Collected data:
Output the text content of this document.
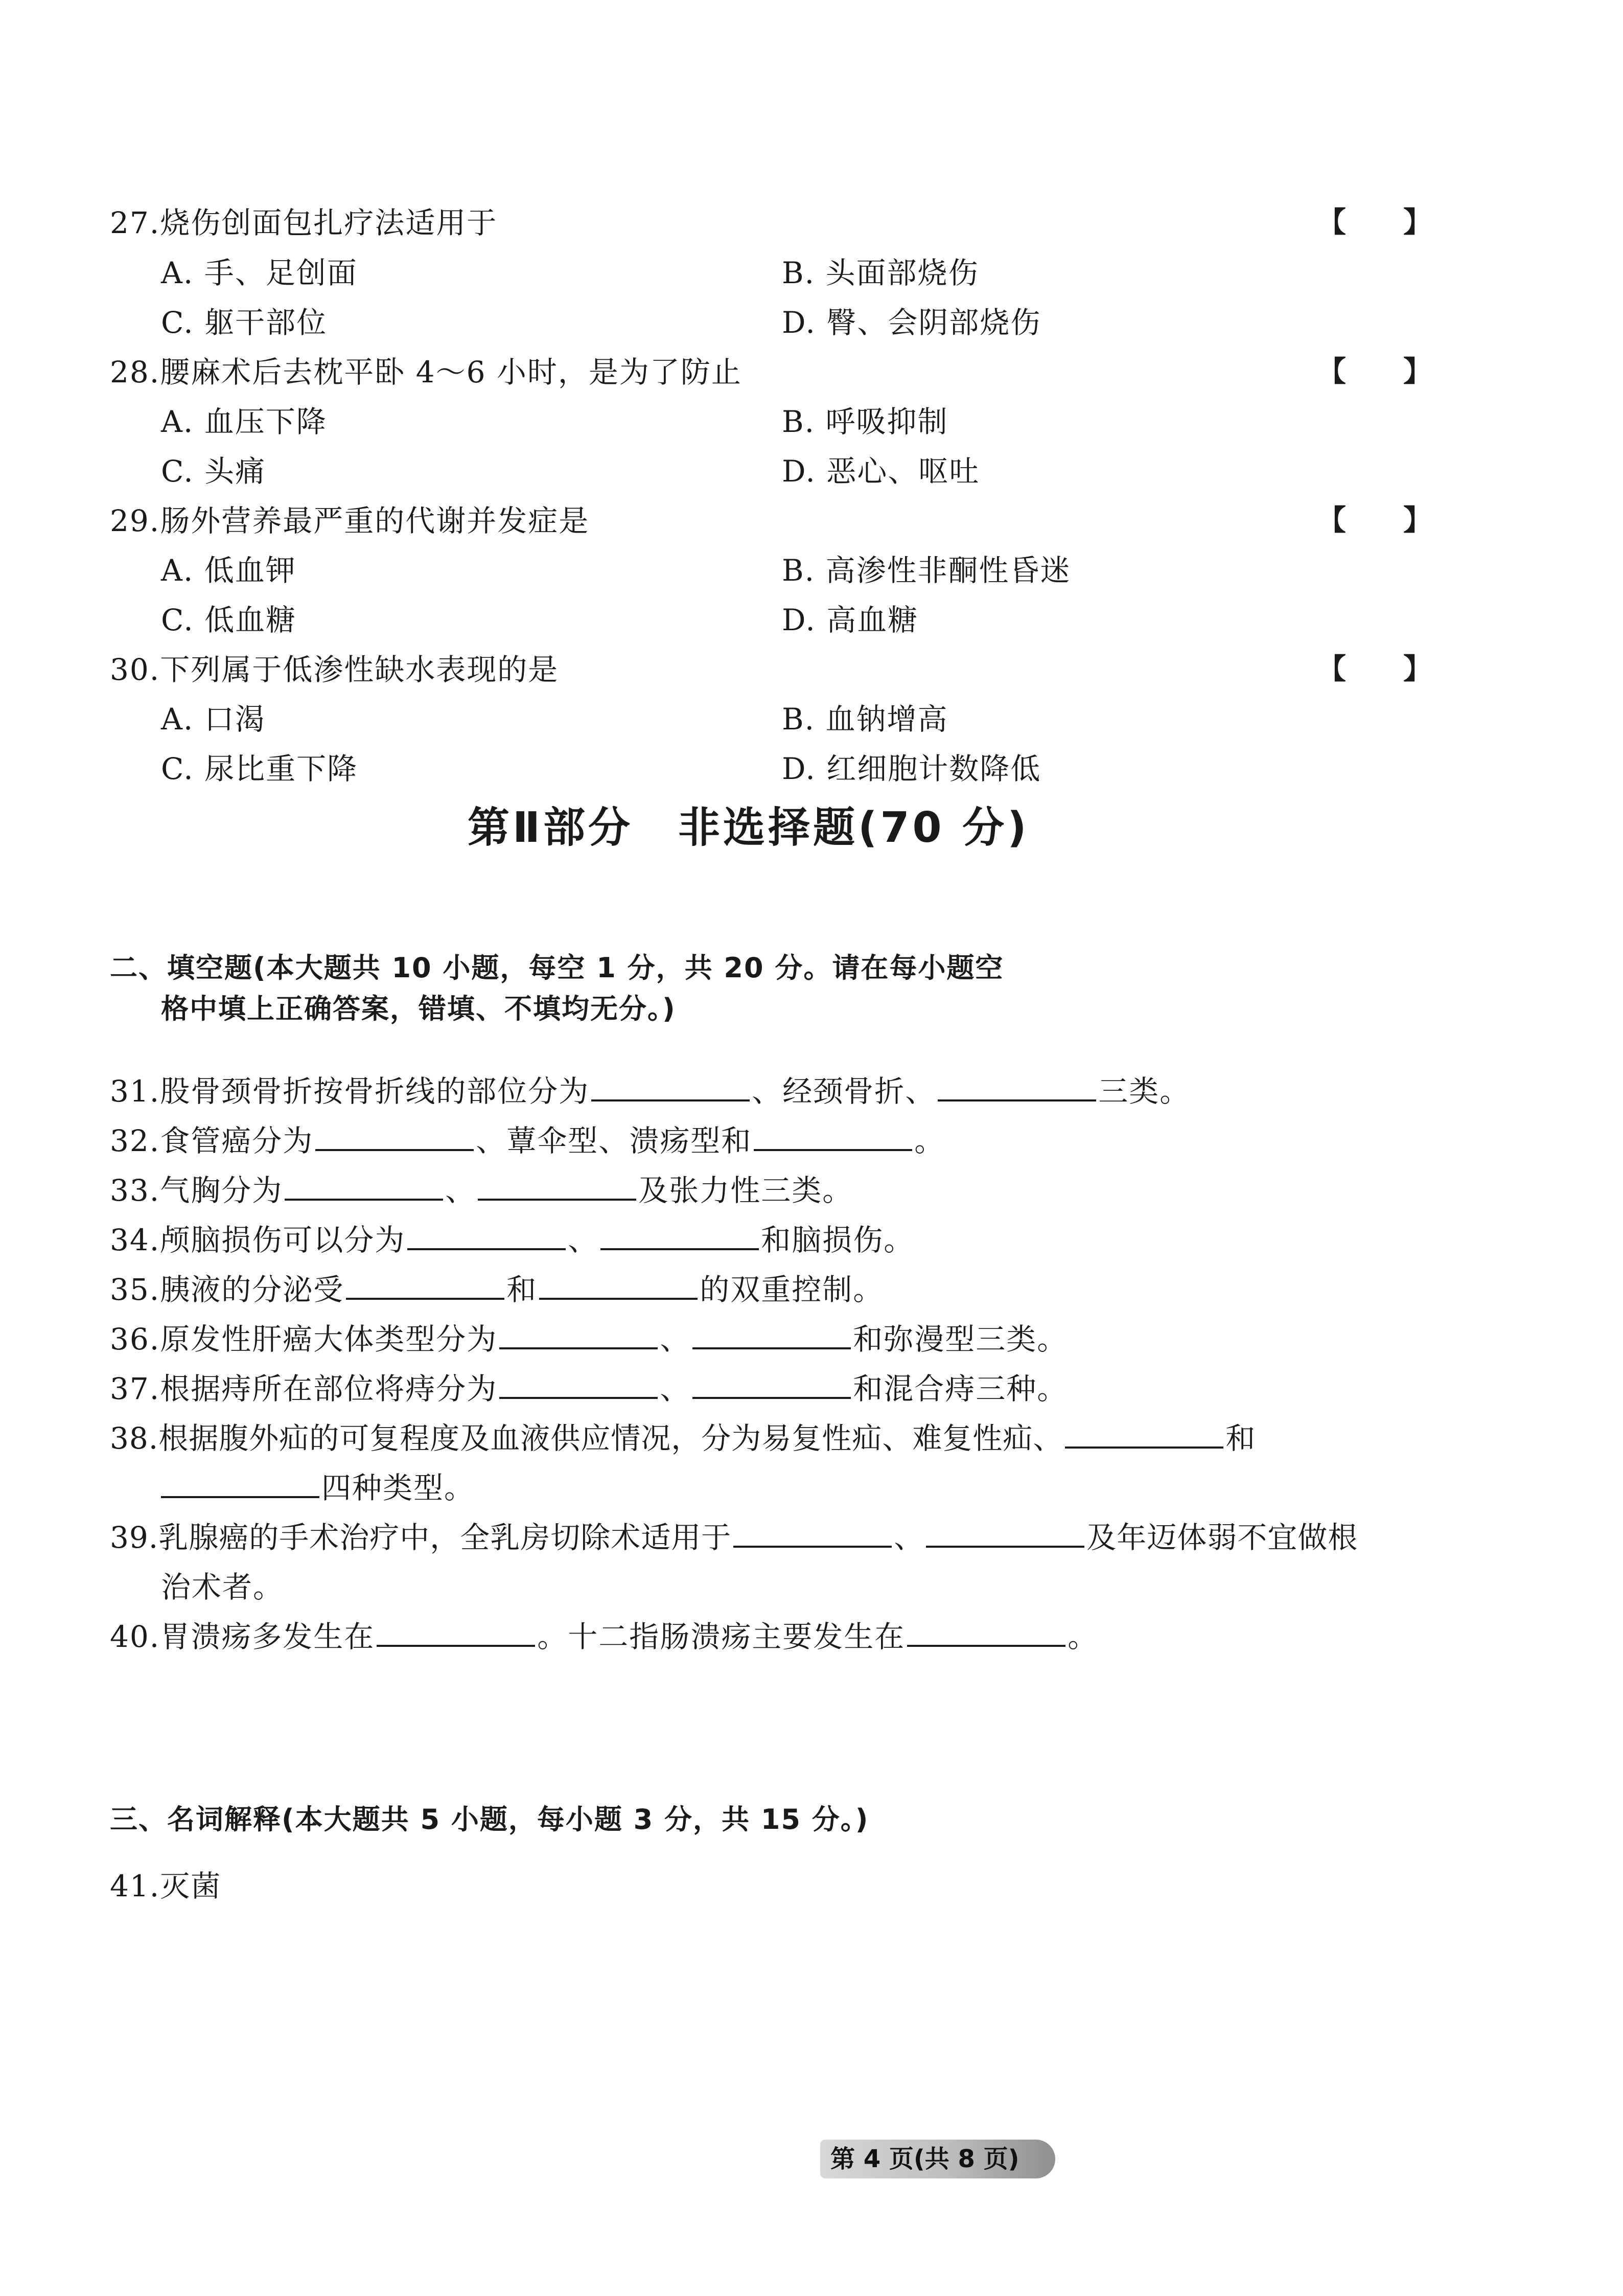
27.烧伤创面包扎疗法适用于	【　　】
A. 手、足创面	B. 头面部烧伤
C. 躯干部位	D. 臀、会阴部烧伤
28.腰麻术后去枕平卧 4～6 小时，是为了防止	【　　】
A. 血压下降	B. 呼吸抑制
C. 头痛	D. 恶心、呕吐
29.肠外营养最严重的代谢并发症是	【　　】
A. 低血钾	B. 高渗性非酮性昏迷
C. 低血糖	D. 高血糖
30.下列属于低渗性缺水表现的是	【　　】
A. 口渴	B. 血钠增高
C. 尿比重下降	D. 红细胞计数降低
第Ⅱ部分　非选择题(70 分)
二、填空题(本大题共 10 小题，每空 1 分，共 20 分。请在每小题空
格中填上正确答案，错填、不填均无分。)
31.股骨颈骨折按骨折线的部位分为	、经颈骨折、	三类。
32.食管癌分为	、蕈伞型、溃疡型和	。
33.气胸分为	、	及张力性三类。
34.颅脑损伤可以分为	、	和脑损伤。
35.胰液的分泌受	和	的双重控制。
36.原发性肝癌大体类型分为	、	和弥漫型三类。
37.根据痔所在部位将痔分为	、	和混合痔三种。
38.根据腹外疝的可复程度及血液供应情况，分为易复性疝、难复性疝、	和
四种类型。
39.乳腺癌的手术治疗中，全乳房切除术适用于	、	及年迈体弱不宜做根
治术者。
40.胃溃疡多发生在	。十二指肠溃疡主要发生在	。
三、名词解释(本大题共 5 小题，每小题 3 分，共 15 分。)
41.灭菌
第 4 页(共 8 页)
...
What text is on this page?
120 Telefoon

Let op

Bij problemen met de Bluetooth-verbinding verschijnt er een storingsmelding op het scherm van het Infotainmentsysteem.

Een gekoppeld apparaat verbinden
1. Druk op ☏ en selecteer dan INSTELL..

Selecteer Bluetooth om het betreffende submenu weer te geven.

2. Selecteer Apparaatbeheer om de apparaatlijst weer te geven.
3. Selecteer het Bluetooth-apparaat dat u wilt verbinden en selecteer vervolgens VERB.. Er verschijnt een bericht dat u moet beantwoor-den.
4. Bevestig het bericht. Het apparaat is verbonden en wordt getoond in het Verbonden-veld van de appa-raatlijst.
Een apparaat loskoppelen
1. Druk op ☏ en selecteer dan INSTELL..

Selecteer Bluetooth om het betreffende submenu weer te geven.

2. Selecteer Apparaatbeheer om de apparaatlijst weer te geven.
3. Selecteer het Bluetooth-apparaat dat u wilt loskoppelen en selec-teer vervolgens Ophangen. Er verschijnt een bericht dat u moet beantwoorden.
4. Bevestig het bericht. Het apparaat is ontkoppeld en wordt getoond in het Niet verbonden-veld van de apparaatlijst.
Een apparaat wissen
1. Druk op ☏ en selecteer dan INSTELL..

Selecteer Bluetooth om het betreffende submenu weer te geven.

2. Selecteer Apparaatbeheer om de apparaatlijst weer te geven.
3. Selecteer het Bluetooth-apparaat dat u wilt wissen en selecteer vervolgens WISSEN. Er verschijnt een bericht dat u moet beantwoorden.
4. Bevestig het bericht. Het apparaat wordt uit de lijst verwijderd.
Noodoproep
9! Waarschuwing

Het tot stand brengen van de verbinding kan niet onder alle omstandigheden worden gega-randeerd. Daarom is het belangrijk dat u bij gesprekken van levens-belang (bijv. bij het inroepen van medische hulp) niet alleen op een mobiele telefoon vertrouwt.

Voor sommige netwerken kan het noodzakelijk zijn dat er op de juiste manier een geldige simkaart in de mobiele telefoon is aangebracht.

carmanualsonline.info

[PROBLEM DESCRIPTION]:
Show every line of the records above that contains the word "vervolgens".

[ANSWER TO THIS TASK]:
3. Selecteer het Bluetooth-apparaat dat u wilt verbinden en selecteer vervolgens VERB.. Er verschijnt een bericht dat u moet beantwoor-den.
3. Selecteer het Bluetooth-apparaat dat u wilt loskoppelen en selec-teer vervolgens Ophangen. Er verschijnt een bericht dat u moet beantwoorden.
3. Selecteer het Bluetooth-apparaat dat u wilt wissen en selecteer vervolgens WISSEN. Er verschijnt een bericht dat u moet beantwoorden.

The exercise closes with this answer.